▶ TASK REQUIREMENTS: The data below should be printed in full, exactly, and without any of its images.

▶ EXERCISE INPUTS:
## Begin

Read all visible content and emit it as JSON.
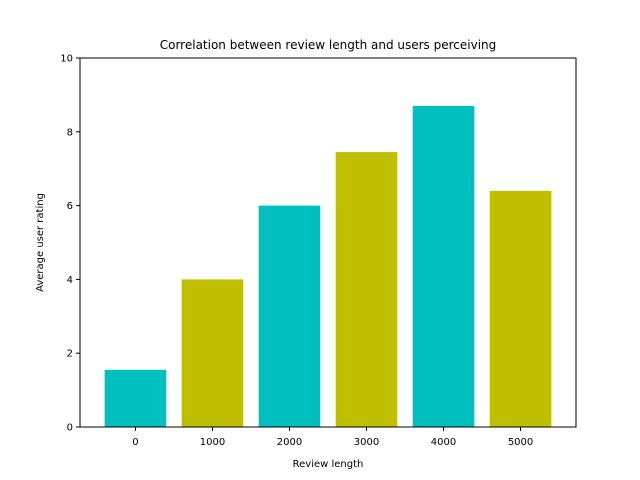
{
  "chart_data": {
    "type": "bar",
    "title": "Correlation between review length and users perceiving",
    "xlabel": "Review length",
    "ylabel": "Average user rating",
    "categories": [
      "0",
      "1000",
      "2000",
      "3000",
      "4000",
      "5000"
    ],
    "values": [
      1.55,
      4.0,
      6.0,
      7.45,
      8.7,
      6.4
    ],
    "bar_colors": [
      "#00bfbf",
      "#bfbf00",
      "#00bfbf",
      "#bfbf00",
      "#00bfbf",
      "#bfbf00"
    ],
    "ylim": [
      0,
      10
    ],
    "yticks": [
      0,
      2,
      4,
      6,
      8,
      10
    ],
    "grid": false,
    "legend": "none"
  }
}
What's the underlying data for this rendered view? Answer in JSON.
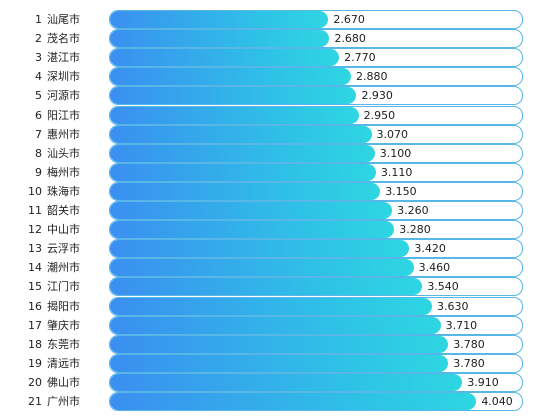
{
  "chart_data": {
    "type": "bar",
    "orientation": "horizontal",
    "ranks": [
      "1",
      "2",
      "3",
      "4",
      "5",
      "6",
      "7",
      "8",
      "9",
      "10",
      "11",
      "12",
      "13",
      "14",
      "15",
      "16",
      "17",
      "18",
      "19",
      "20",
      "21"
    ],
    "categories": [
      "汕尾市",
      "茂名市",
      "湛江市",
      "深圳市",
      "河源市",
      "阳江市",
      "惠州市",
      "汕头市",
      "梅州市",
      "珠海市",
      "韶关市",
      "中山市",
      "云浮市",
      "潮州市",
      "江门市",
      "揭阳市",
      "肇庆市",
      "东莞市",
      "清远市",
      "佛山市",
      "广州市"
    ],
    "values": [
      2.67,
      2.68,
      2.77,
      2.88,
      2.93,
      2.95,
      3.07,
      3.1,
      3.11,
      3.15,
      3.26,
      3.28,
      3.42,
      3.46,
      3.54,
      3.63,
      3.71,
      3.78,
      3.78,
      3.91,
      4.04
    ],
    "value_labels": [
      "2.670",
      "2.680",
      "2.770",
      "2.880",
      "2.930",
      "2.950",
      "3.070",
      "3.100",
      "3.110",
      "3.150",
      "3.260",
      "3.280",
      "3.420",
      "3.460",
      "3.540",
      "3.630",
      "3.710",
      "3.780",
      "3.780",
      "3.910",
      "4.040"
    ],
    "title": "",
    "xlabel": "",
    "ylabel": "",
    "grid": false,
    "colors": {
      "bar_start": "#3a8ff0",
      "bar_end": "#2ed6e2",
      "track_border": "#59b7e8"
    }
  }
}
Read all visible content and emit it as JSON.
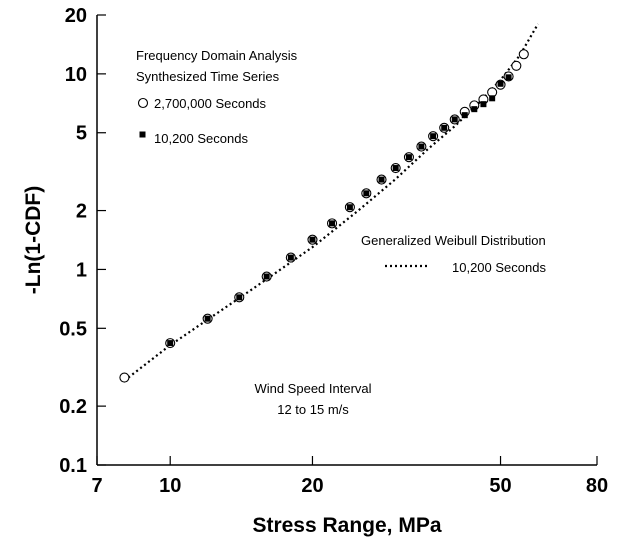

## End

▶ RESULT FOR THIS EXERCISE:
Read all visible content and emit it as JSON.
{
  "chart_data": {
    "type": "bar",
    "title": "Correlation between review length and users perceiving",
    "xlabel": "Review length",
    "ylabel": "Average user rating",
    "categories": [
      "0",
      "1000",
      "2000",
      "3000",
      "4000",
      "5000"
    ],
    "values": [
      1.55,
      4.0,
      6.0,
      7.45,
      8.7,
      6.4
    ],
    "bar_colors": [
      "#00bfbf",
      "#bfbf00",
      "#00bfbf",
      "#bfbf00",
      "#00bfbf",
      "#bfbf00"
    ],
    "ylim": [
      0,
      10
    ],
    "yticks": [
      0,
      2,
      4,
      6,
      8,
      10
    ],
    "grid": false,
    "legend": "none"
  }
}
What's the underlying data for this rendered view? Answer in JSON.
{
  "chart_data": {
    "type": "bar",
    "orientation": "horizontal",
    "ranks": [
      "1",
      "2",
      "3",
      "4",
      "5",
      "6",
      "7",
      "8",
      "9",
      "10",
      "11",
      "12",
      "13",
      "14",
      "15",
      "16",
      "17",
      "18",
      "19",
      "20",
      "21"
    ],
    "categories": [
      "汕尾市",
      "茂名市",
      "湛江市",
      "深圳市",
      "河源市",
      "阳江市",
      "惠州市",
      "汕头市",
      "梅州市",
      "珠海市",
      "韶关市",
      "中山市",
      "云浮市",
      "潮州市",
      "江门市",
      "揭阳市",
      "肇庆市",
      "东莞市",
      "清远市",
      "佛山市",
      "广州市"
    ],
    "values": [
      2.67,
      2.68,
      2.77,
      2.88,
      2.93,
      2.95,
      3.07,
      3.1,
      3.11,
      3.15,
      3.26,
      3.28,
      3.42,
      3.46,
      3.54,
      3.63,
      3.71,
      3.78,
      3.78,
      3.91,
      4.04
    ],
    "value_labels": [
      "2.670",
      "2.680",
      "2.770",
      "2.880",
      "2.930",
      "2.950",
      "3.070",
      "3.100",
      "3.110",
      "3.150",
      "3.260",
      "3.280",
      "3.420",
      "3.460",
      "3.540",
      "3.630",
      "3.710",
      "3.780",
      "3.780",
      "3.910",
      "4.040"
    ],
    "title": "",
    "xlabel": "",
    "ylabel": "",
    "grid": false,
    "colors": {
      "bar_start": "#3a8ff0",
      "bar_end": "#2ed6e2",
      "track_border": "#59b7e8"
    }
  }
}
Read all visible content and emit it as JSON.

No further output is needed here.